§ **Work instructions**
Leave the pictures out and print every record below exactly as it stands.

§ **Exercise inputs**
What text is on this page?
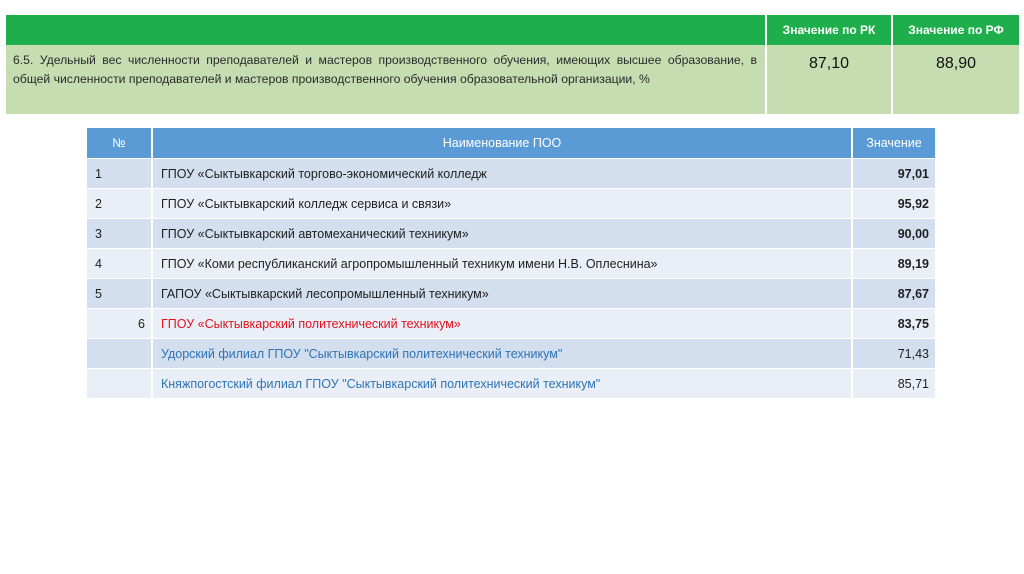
	Значение по РК	Значение по РФ

6.5. Удельный вес численности преподавателей и мастеров производственного обучения, имеющих высшее образование, в общей численности преподавателей и мастеров производственного обучения образовательной организации, %	87,10	88,90
№	Наименование ПОО	Значение
1	ГПОУ «Сыктывкарский торгово-экономический колледж	97,01
2	ГПОУ «Сыктывкарский колледж сервиса и связи»	95,92
3	ГПОУ «Сыктывкарский автомеханический техникум»	90,00
4	ГПОУ «Коми республиканский агропромышленный техникум имени Н.В. Оплеснина»	89,19
5	ГАПОУ «Сыктывкарский лесопромышленный техникум»	87,67
6	ГПОУ «Сыктывкарский политехнический техникум»	83,75
	Удорский филиал ГПОУ "Сыктывкарский политехнический техникум"	71,43
	Княжпогостский филиал ГПОУ "Сыктывкарский политехнический техникум"	85,71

§ **Exercise solution**
What text is on this page?
	Значение по РК	Значение по РФ

6.5. Удельный вес численности преподавателей и мастеров производственного обучения, имеющих высшее образование, в общей численности преподавателей и мастеров производственного обучения образовательной организации, %	87,10	88,90
№	Наименование ПОО	Значение
1	ГПОУ «Сыктывкарский торгово-экономический колледж	97,01
2	ГПОУ «Сыктывкарский колледж сервиса и связи»	95,92
3	ГПОУ «Сыктывкарский автомеханический техникум»	90,00
4	ГПОУ «Коми республиканский агропромышленный техникум имени Н.В. Оплеснина»	89,19
5	ГАПОУ «Сыктывкарский лесопромышленный техникум»	87,67
6	ГПОУ «Сыктывкарский политехнический техникум»	83,75
	Удорский филиал ГПОУ "Сыктывкарский политехнический техникум"	71,43
	Княжпогостский филиал ГПОУ "Сыктывкарский политехнический техникум"	85,71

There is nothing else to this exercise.